▸ Request: Exactly as written, please set down all of the entries again, with no pictures.

=== Dataset excerpts ===

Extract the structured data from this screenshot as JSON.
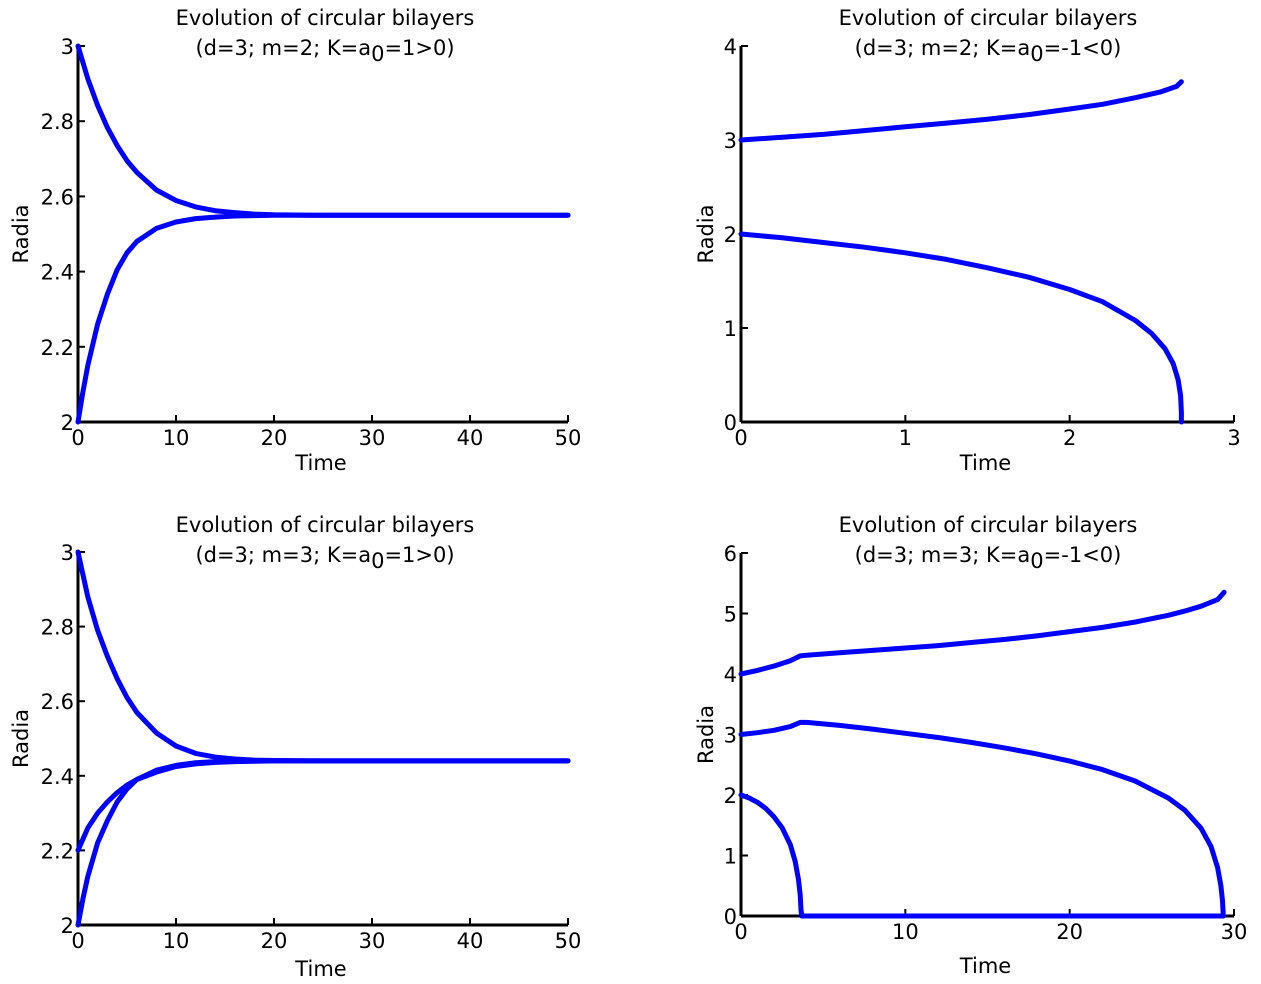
{
  "chart_data": [
    {
      "type": "line",
      "title": "Evolution of circular bilayers",
      "subtitle": "(d=3; m=2; K=a0=1>0)",
      "xlabel": "Time",
      "ylabel": "Radia",
      "xlim": [
        0,
        50
      ],
      "ylim": [
        2,
        3
      ],
      "xticks": [
        "0",
        "10",
        "20",
        "30",
        "40",
        "50"
      ],
      "yticks": [
        "2",
        "2.2",
        "2.4",
        "2.6",
        "2.8",
        "3"
      ],
      "color": "#0000ff",
      "series": [
        {
          "x": [
            0,
            1,
            2,
            3,
            4,
            5,
            6,
            8,
            10,
            12,
            14,
            16,
            18,
            20,
            24,
            28,
            35,
            50
          ],
          "values": [
            3.0,
            2.913,
            2.842,
            2.783,
            2.735,
            2.695,
            2.664,
            2.617,
            2.589,
            2.572,
            2.562,
            2.557,
            2.553,
            2.551,
            2.55,
            2.55,
            2.55,
            2.55
          ]
        },
        {
          "x": [
            0,
            0.5,
            1,
            2,
            3,
            4,
            5,
            6,
            8,
            10,
            12,
            14,
            16,
            18,
            20,
            24,
            28,
            35,
            50
          ],
          "values": [
            2.0,
            2.08,
            2.15,
            2.26,
            2.34,
            2.405,
            2.45,
            2.48,
            2.515,
            2.532,
            2.541,
            2.545,
            2.548,
            2.549,
            2.55,
            2.55,
            2.55,
            2.55,
            2.55
          ]
        }
      ]
    },
    {
      "type": "line",
      "title": "Evolution of circular bilayers",
      "subtitle": "(d=3; m=2; K=a0=-1<0)",
      "xlabel": "Time",
      "ylabel": "Radia",
      "xlim": [
        0,
        3
      ],
      "ylim": [
        0,
        4
      ],
      "xticks": [
        "0",
        "1",
        "2",
        "3"
      ],
      "yticks": [
        "0",
        "1",
        "2",
        "3",
        "4"
      ],
      "color": "#0000ff",
      "series": [
        {
          "x": [
            0,
            0.25,
            0.5,
            0.75,
            1.0,
            1.25,
            1.5,
            1.75,
            2.0,
            2.2,
            2.4,
            2.55,
            2.65,
            2.68
          ],
          "values": [
            3.0,
            3.03,
            3.06,
            3.1,
            3.14,
            3.18,
            3.22,
            3.27,
            3.33,
            3.38,
            3.45,
            3.51,
            3.57,
            3.62
          ]
        },
        {
          "x": [
            0,
            0.25,
            0.5,
            0.75,
            1.0,
            1.25,
            1.5,
            1.75,
            2.0,
            2.2,
            2.4,
            2.5,
            2.58,
            2.63,
            2.66,
            2.675,
            2.68,
            2.68
          ],
          "values": [
            2.0,
            1.96,
            1.91,
            1.86,
            1.8,
            1.73,
            1.64,
            1.54,
            1.41,
            1.28,
            1.08,
            0.94,
            0.78,
            0.62,
            0.45,
            0.28,
            0.1,
            0.0
          ]
        }
      ]
    },
    {
      "type": "line",
      "title": "Evolution of circular bilayers",
      "subtitle": "(d=3; m=3; K=a0=1>0)",
      "xlabel": "Time",
      "ylabel": "Radia",
      "xlim": [
        0,
        50
      ],
      "ylim": [
        2,
        3
      ],
      "xticks": [
        "0",
        "10",
        "20",
        "30",
        "40",
        "50"
      ],
      "yticks": [
        "2",
        "2.2",
        "2.4",
        "2.6",
        "2.8",
        "3"
      ],
      "color": "#0000ff",
      "series": [
        {
          "x": [
            0,
            1,
            2,
            3,
            4,
            5,
            6,
            8,
            10,
            12,
            14,
            16,
            18,
            20,
            24,
            28,
            35,
            50
          ],
          "values": [
            3.0,
            2.88,
            2.79,
            2.72,
            2.66,
            2.61,
            2.57,
            2.515,
            2.48,
            2.46,
            2.45,
            2.445,
            2.442,
            2.441,
            2.44,
            2.44,
            2.44,
            2.44
          ]
        },
        {
          "x": [
            0,
            1,
            2,
            3,
            4,
            5,
            6,
            8,
            10,
            12,
            14,
            16,
            18,
            20,
            24,
            28,
            35,
            50
          ],
          "values": [
            2.2,
            2.26,
            2.3,
            2.33,
            2.355,
            2.375,
            2.39,
            2.41,
            2.425,
            2.432,
            2.436,
            2.438,
            2.439,
            2.44,
            2.44,
            2.44,
            2.44,
            2.44
          ]
        },
        {
          "x": [
            0,
            0.5,
            1,
            2,
            3,
            4,
            5,
            6,
            8,
            10,
            12,
            14,
            16,
            18,
            20,
            24,
            28,
            35,
            50
          ],
          "values": [
            2.0,
            2.07,
            2.13,
            2.22,
            2.28,
            2.33,
            2.365,
            2.39,
            2.415,
            2.428,
            2.435,
            2.438,
            2.439,
            2.44,
            2.44,
            2.44,
            2.44,
            2.44,
            2.44
          ]
        }
      ]
    },
    {
      "type": "line",
      "title": "Evolution of circular bilayers",
      "subtitle": "(d=3; m=3; K=a0=-1<0)",
      "xlabel": "Time",
      "ylabel": "Radia",
      "xlim": [
        0,
        30
      ],
      "ylim": [
        0,
        6
      ],
      "xticks": [
        "0",
        "10",
        "20",
        "30"
      ],
      "yticks": [
        "0",
        "1",
        "2",
        "3",
        "4",
        "5",
        "6"
      ],
      "color": "#0000ff",
      "series": [
        {
          "x": [
            0,
            1,
            2,
            3,
            3.6,
            4,
            6,
            8,
            10,
            12,
            14,
            16,
            18,
            20,
            22,
            24,
            26,
            27,
            28,
            29,
            29.4
          ],
          "values": [
            4.0,
            4.06,
            4.13,
            4.22,
            4.3,
            4.31,
            4.35,
            4.39,
            4.43,
            4.47,
            4.52,
            4.57,
            4.63,
            4.7,
            4.77,
            4.86,
            4.97,
            5.04,
            5.12,
            5.23,
            5.35
          ]
        },
        {
          "x": [
            0,
            1,
            2,
            3,
            3.6,
            4,
            6,
            8,
            10,
            12,
            14,
            16,
            18,
            20,
            22,
            24,
            26,
            27,
            28,
            28.6,
            29.0,
            29.2,
            29.3,
            29.35
          ],
          "values": [
            3.0,
            3.03,
            3.07,
            3.13,
            3.2,
            3.2,
            3.15,
            3.09,
            3.02,
            2.95,
            2.87,
            2.78,
            2.68,
            2.56,
            2.42,
            2.23,
            1.95,
            1.75,
            1.45,
            1.15,
            0.8,
            0.5,
            0.25,
            0.0
          ]
        },
        {
          "x": [
            0,
            0.5,
            1,
            1.5,
            2,
            2.5,
            3,
            3.3,
            3.5,
            3.6,
            3.65,
            3.7,
            10,
            20,
            29.35
          ],
          "values": [
            2.0,
            1.95,
            1.88,
            1.78,
            1.64,
            1.46,
            1.18,
            0.9,
            0.6,
            0.35,
            0.1,
            0.0,
            0.0,
            0.0,
            0.0
          ]
        }
      ]
    }
  ]
}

===

▸ Complete response:
Extract the structured data from this screenshot as JSON.
{
  "chart_data": [
    {
      "type": "line",
      "title": "Evolution of circular bilayers",
      "subtitle": "(d=3; m=2; K=a0=1>0)",
      "xlabel": "Time",
      "ylabel": "Radia",
      "xlim": [
        0,
        50
      ],
      "ylim": [
        2,
        3
      ],
      "xticks": [
        "0",
        "10",
        "20",
        "30",
        "40",
        "50"
      ],
      "yticks": [
        "2",
        "2.2",
        "2.4",
        "2.6",
        "2.8",
        "3"
      ],
      "color": "#0000ff",
      "series": [
        {
          "x": [
            0,
            1,
            2,
            3,
            4,
            5,
            6,
            8,
            10,
            12,
            14,
            16,
            18,
            20,
            24,
            28,
            35,
            50
          ],
          "values": [
            3.0,
            2.913,
            2.842,
            2.783,
            2.735,
            2.695,
            2.664,
            2.617,
            2.589,
            2.572,
            2.562,
            2.557,
            2.553,
            2.551,
            2.55,
            2.55,
            2.55,
            2.55
          ]
        },
        {
          "x": [
            0,
            0.5,
            1,
            2,
            3,
            4,
            5,
            6,
            8,
            10,
            12,
            14,
            16,
            18,
            20,
            24,
            28,
            35,
            50
          ],
          "values": [
            2.0,
            2.08,
            2.15,
            2.26,
            2.34,
            2.405,
            2.45,
            2.48,
            2.515,
            2.532,
            2.541,
            2.545,
            2.548,
            2.549,
            2.55,
            2.55,
            2.55,
            2.55,
            2.55
          ]
        }
      ]
    },
    {
      "type": "line",
      "title": "Evolution of circular bilayers",
      "subtitle": "(d=3; m=2; K=a0=-1<0)",
      "xlabel": "Time",
      "ylabel": "Radia",
      "xlim": [
        0,
        3
      ],
      "ylim": [
        0,
        4
      ],
      "xticks": [
        "0",
        "1",
        "2",
        "3"
      ],
      "yticks": [
        "0",
        "1",
        "2",
        "3",
        "4"
      ],
      "color": "#0000ff",
      "series": [
        {
          "x": [
            0,
            0.25,
            0.5,
            0.75,
            1.0,
            1.25,
            1.5,
            1.75,
            2.0,
            2.2,
            2.4,
            2.55,
            2.65,
            2.68
          ],
          "values": [
            3.0,
            3.03,
            3.06,
            3.1,
            3.14,
            3.18,
            3.22,
            3.27,
            3.33,
            3.38,
            3.45,
            3.51,
            3.57,
            3.62
          ]
        },
        {
          "x": [
            0,
            0.25,
            0.5,
            0.75,
            1.0,
            1.25,
            1.5,
            1.75,
            2.0,
            2.2,
            2.4,
            2.5,
            2.58,
            2.63,
            2.66,
            2.675,
            2.68,
            2.68
          ],
          "values": [
            2.0,
            1.96,
            1.91,
            1.86,
            1.8,
            1.73,
            1.64,
            1.54,
            1.41,
            1.28,
            1.08,
            0.94,
            0.78,
            0.62,
            0.45,
            0.28,
            0.1,
            0.0
          ]
        }
      ]
    },
    {
      "type": "line",
      "title": "Evolution of circular bilayers",
      "subtitle": "(d=3; m=3; K=a0=1>0)",
      "xlabel": "Time",
      "ylabel": "Radia",
      "xlim": [
        0,
        50
      ],
      "ylim": [
        2,
        3
      ],
      "xticks": [
        "0",
        "10",
        "20",
        "30",
        "40",
        "50"
      ],
      "yticks": [
        "2",
        "2.2",
        "2.4",
        "2.6",
        "2.8",
        "3"
      ],
      "color": "#0000ff",
      "series": [
        {
          "x": [
            0,
            1,
            2,
            3,
            4,
            5,
            6,
            8,
            10,
            12,
            14,
            16,
            18,
            20,
            24,
            28,
            35,
            50
          ],
          "values": [
            3.0,
            2.88,
            2.79,
            2.72,
            2.66,
            2.61,
            2.57,
            2.515,
            2.48,
            2.46,
            2.45,
            2.445,
            2.442,
            2.441,
            2.44,
            2.44,
            2.44,
            2.44
          ]
        },
        {
          "x": [
            0,
            1,
            2,
            3,
            4,
            5,
            6,
            8,
            10,
            12,
            14,
            16,
            18,
            20,
            24,
            28,
            35,
            50
          ],
          "values": [
            2.2,
            2.26,
            2.3,
            2.33,
            2.355,
            2.375,
            2.39,
            2.41,
            2.425,
            2.432,
            2.436,
            2.438,
            2.439,
            2.44,
            2.44,
            2.44,
            2.44,
            2.44
          ]
        },
        {
          "x": [
            0,
            0.5,
            1,
            2,
            3,
            4,
            5,
            6,
            8,
            10,
            12,
            14,
            16,
            18,
            20,
            24,
            28,
            35,
            50
          ],
          "values": [
            2.0,
            2.07,
            2.13,
            2.22,
            2.28,
            2.33,
            2.365,
            2.39,
            2.415,
            2.428,
            2.435,
            2.438,
            2.439,
            2.44,
            2.44,
            2.44,
            2.44,
            2.44,
            2.44
          ]
        }
      ]
    },
    {
      "type": "line",
      "title": "Evolution of circular bilayers",
      "subtitle": "(d=3; m=3; K=a0=-1<0)",
      "xlabel": "Time",
      "ylabel": "Radia",
      "xlim": [
        0,
        30
      ],
      "ylim": [
        0,
        6
      ],
      "xticks": [
        "0",
        "10",
        "20",
        "30"
      ],
      "yticks": [
        "0",
        "1",
        "2",
        "3",
        "4",
        "5",
        "6"
      ],
      "color": "#0000ff",
      "series": [
        {
          "x": [
            0,
            1,
            2,
            3,
            3.6,
            4,
            6,
            8,
            10,
            12,
            14,
            16,
            18,
            20,
            22,
            24,
            26,
            27,
            28,
            29,
            29.4
          ],
          "values": [
            4.0,
            4.06,
            4.13,
            4.22,
            4.3,
            4.31,
            4.35,
            4.39,
            4.43,
            4.47,
            4.52,
            4.57,
            4.63,
            4.7,
            4.77,
            4.86,
            4.97,
            5.04,
            5.12,
            5.23,
            5.35
          ]
        },
        {
          "x": [
            0,
            1,
            2,
            3,
            3.6,
            4,
            6,
            8,
            10,
            12,
            14,
            16,
            18,
            20,
            22,
            24,
            26,
            27,
            28,
            28.6,
            29.0,
            29.2,
            29.3,
            29.35
          ],
          "values": [
            3.0,
            3.03,
            3.07,
            3.13,
            3.2,
            3.2,
            3.15,
            3.09,
            3.02,
            2.95,
            2.87,
            2.78,
            2.68,
            2.56,
            2.42,
            2.23,
            1.95,
            1.75,
            1.45,
            1.15,
            0.8,
            0.5,
            0.25,
            0.0
          ]
        },
        {
          "x": [
            0,
            0.5,
            1,
            1.5,
            2,
            2.5,
            3,
            3.3,
            3.5,
            3.6,
            3.65,
            3.7,
            10,
            20,
            29.35
          ],
          "values": [
            2.0,
            1.95,
            1.88,
            1.78,
            1.64,
            1.46,
            1.18,
            0.9,
            0.6,
            0.35,
            0.1,
            0.0,
            0.0,
            0.0,
            0.0
          ]
        }
      ]
    }
  ]
}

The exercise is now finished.